## Instructions to follow
Wherever a line holds the string "JSON", copy that line.

##### Dataset entries #####

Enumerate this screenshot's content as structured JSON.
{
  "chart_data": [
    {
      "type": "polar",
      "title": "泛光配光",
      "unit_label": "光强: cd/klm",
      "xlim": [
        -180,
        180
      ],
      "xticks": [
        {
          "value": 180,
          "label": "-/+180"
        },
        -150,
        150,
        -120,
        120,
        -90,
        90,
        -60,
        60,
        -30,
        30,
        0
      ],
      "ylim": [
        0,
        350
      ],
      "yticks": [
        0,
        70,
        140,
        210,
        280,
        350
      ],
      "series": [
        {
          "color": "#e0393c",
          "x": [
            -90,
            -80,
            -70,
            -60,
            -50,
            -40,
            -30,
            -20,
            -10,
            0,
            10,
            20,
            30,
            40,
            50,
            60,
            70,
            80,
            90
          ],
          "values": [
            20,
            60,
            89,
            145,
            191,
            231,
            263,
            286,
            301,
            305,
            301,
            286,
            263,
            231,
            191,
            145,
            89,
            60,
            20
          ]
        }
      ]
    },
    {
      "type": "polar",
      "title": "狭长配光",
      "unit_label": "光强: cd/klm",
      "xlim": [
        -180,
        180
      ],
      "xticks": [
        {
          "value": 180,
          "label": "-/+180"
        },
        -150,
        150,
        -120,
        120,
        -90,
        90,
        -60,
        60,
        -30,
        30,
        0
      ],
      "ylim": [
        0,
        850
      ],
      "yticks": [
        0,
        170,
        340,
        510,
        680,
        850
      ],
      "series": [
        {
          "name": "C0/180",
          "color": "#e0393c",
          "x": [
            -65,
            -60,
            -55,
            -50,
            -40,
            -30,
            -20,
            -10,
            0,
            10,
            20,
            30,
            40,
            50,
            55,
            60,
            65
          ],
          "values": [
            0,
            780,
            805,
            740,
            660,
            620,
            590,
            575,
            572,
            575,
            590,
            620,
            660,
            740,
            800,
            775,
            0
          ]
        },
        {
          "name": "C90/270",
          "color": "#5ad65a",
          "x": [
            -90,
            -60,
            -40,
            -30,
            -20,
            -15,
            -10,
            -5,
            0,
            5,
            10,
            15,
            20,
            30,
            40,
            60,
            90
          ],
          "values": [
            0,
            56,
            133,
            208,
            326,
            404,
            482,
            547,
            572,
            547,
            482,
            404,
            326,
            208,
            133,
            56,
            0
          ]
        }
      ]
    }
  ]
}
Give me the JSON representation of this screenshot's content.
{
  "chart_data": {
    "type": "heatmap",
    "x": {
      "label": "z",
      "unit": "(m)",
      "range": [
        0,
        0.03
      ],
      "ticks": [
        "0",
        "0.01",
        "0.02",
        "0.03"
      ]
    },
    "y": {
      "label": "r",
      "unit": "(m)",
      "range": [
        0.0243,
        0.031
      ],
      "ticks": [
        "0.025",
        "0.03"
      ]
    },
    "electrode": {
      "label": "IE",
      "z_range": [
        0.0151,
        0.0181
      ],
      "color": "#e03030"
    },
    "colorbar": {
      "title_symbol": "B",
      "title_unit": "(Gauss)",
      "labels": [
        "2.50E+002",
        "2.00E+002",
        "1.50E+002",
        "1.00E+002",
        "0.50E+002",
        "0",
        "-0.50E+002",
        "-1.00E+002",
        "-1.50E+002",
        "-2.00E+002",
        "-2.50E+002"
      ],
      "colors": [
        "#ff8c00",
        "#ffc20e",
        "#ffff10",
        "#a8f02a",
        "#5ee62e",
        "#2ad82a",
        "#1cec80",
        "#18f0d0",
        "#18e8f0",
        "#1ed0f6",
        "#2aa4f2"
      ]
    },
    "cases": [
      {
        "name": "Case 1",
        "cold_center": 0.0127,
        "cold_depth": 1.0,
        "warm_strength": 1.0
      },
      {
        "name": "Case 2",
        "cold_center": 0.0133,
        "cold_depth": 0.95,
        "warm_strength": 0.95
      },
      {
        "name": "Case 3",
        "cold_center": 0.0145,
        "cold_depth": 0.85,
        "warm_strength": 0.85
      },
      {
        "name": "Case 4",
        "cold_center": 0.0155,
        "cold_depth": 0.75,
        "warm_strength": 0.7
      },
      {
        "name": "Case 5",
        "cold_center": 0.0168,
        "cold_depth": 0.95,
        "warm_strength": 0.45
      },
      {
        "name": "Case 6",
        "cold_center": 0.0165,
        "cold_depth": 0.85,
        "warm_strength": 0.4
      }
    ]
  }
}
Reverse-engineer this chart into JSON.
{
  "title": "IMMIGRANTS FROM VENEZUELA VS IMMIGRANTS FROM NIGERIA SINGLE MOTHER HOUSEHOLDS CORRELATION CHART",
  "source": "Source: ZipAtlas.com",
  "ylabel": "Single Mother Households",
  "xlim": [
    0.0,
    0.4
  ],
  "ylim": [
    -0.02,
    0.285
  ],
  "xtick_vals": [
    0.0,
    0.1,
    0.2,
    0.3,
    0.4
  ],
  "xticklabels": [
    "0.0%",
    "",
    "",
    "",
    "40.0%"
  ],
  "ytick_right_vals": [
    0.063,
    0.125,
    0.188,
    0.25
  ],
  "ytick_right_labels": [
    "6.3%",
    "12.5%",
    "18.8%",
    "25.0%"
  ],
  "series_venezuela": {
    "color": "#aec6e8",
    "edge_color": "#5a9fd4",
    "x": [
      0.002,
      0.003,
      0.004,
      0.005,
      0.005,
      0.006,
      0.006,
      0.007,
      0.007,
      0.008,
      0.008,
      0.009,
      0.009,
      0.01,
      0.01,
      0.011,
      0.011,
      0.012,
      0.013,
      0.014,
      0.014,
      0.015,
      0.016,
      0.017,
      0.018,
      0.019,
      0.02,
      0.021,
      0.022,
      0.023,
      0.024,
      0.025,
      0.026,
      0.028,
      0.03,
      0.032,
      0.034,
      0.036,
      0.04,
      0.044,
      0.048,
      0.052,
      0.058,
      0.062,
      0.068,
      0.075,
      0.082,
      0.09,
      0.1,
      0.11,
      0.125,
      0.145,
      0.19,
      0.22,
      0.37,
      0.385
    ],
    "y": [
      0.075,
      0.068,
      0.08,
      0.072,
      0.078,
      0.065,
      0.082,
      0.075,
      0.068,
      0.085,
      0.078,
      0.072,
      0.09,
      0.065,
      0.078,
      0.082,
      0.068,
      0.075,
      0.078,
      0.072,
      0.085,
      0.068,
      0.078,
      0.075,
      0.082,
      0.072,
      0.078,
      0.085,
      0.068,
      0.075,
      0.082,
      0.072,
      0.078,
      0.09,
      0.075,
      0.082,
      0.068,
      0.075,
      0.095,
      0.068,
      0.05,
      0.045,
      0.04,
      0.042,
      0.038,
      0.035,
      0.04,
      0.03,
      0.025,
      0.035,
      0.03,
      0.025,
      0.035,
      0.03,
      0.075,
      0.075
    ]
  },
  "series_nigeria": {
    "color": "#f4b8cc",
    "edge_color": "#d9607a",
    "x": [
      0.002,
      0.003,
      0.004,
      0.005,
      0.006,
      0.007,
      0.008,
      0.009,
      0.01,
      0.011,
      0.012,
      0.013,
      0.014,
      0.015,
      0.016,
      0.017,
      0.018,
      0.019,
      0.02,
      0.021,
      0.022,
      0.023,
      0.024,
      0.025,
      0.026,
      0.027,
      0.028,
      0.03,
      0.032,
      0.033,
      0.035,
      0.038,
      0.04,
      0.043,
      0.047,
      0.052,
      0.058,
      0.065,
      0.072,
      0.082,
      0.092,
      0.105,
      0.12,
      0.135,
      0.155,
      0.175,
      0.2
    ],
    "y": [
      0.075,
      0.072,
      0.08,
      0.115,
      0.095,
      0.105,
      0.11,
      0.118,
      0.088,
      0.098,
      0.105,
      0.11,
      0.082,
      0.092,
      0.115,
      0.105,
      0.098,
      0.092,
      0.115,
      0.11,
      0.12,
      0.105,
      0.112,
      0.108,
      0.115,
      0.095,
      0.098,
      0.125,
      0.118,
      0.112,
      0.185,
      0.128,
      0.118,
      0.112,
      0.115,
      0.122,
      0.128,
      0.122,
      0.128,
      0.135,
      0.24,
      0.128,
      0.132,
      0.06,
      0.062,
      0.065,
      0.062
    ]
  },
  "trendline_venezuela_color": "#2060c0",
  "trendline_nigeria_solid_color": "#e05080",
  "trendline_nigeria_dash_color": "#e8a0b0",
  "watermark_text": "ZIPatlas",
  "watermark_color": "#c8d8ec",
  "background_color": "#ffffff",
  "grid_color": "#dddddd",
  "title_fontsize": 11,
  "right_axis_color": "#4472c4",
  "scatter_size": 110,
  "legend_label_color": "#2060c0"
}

#####

## Solution for this task
Enumerate this screenshot's content as structured JSON.
Give me the JSON representation of this screenshot's content.
Reverse-engineer this chart into JSON.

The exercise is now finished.